▶ **What is required**:
Transcribe the records below exactly as they appear, omitting any pictures.

▶ **Supplied entries**:
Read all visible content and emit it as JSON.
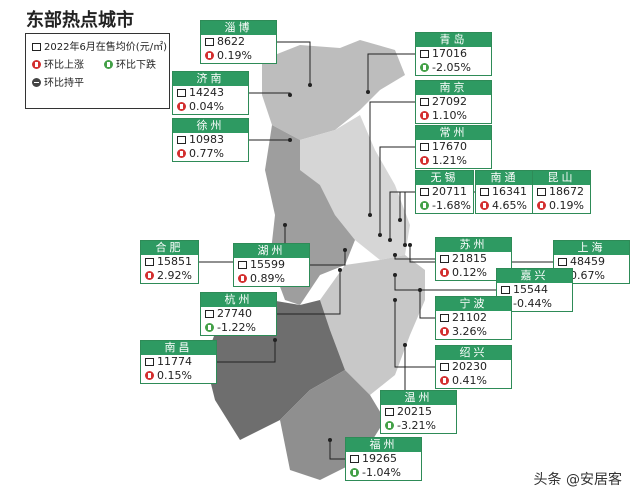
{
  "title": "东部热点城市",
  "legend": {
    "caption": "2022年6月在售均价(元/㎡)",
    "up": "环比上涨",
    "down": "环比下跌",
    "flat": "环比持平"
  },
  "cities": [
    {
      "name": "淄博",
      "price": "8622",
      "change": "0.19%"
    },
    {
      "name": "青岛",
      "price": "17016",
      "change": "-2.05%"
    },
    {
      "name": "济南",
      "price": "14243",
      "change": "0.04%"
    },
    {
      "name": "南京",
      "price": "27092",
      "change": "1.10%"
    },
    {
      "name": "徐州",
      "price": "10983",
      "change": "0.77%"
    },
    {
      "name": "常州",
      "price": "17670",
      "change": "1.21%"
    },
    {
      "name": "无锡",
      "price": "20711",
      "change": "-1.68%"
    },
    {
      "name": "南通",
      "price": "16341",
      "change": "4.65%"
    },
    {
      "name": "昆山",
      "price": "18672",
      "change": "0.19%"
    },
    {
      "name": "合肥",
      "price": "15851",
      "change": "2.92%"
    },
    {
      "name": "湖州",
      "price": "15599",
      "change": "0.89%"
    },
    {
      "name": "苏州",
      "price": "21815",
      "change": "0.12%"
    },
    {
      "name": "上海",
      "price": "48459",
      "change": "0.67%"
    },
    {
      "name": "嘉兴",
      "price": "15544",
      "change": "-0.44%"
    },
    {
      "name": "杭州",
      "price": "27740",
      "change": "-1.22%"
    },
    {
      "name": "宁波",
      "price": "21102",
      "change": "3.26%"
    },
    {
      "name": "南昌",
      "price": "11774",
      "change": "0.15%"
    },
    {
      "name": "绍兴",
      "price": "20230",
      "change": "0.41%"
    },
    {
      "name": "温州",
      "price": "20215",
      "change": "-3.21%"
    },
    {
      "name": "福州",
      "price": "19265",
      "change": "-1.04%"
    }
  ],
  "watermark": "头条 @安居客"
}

▶ **Solution for this task**:
Read all visible content and emit it as JSON.
{
  "title": "东部热点城市",
  "legend": {
    "caption": "2022年6月在售均价(元/㎡)",
    "up": "环比上涨",
    "down": "环比下跌",
    "flat": "环比持平"
  },
  "cities": [
    {
      "name": "淄博",
      "price": "8622",
      "change": "0.19%"
    },
    {
      "name": "青岛",
      "price": "17016",
      "change": "-2.05%"
    },
    {
      "name": "济南",
      "price": "14243",
      "change": "0.04%"
    },
    {
      "name": "南京",
      "price": "27092",
      "change": "1.10%"
    },
    {
      "name": "徐州",
      "price": "10983",
      "change": "0.77%"
    },
    {
      "name": "常州",
      "price": "17670",
      "change": "1.21%"
    },
    {
      "name": "无锡",
      "price": "20711",
      "change": "-1.68%"
    },
    {
      "name": "南通",
      "price": "16341",
      "change": "4.65%"
    },
    {
      "name": "昆山",
      "price": "18672",
      "change": "0.19%"
    },
    {
      "name": "合肥",
      "price": "15851",
      "change": "2.92%"
    },
    {
      "name": "湖州",
      "price": "15599",
      "change": "0.89%"
    },
    {
      "name": "苏州",
      "price": "21815",
      "change": "0.12%"
    },
    {
      "name": "上海",
      "price": "48459",
      "change": "0.67%"
    },
    {
      "name": "嘉兴",
      "price": "15544",
      "change": "-0.44%"
    },
    {
      "name": "杭州",
      "price": "27740",
      "change": "-1.22%"
    },
    {
      "name": "宁波",
      "price": "21102",
      "change": "3.26%"
    },
    {
      "name": "南昌",
      "price": "11774",
      "change": "0.15%"
    },
    {
      "name": "绍兴",
      "price": "20230",
      "change": "0.41%"
    },
    {
      "name": "温州",
      "price": "20215",
      "change": "-3.21%"
    },
    {
      "name": "福州",
      "price": "19265",
      "change": "-1.04%"
    }
  ],
  "watermark": "头条 @安居客"
}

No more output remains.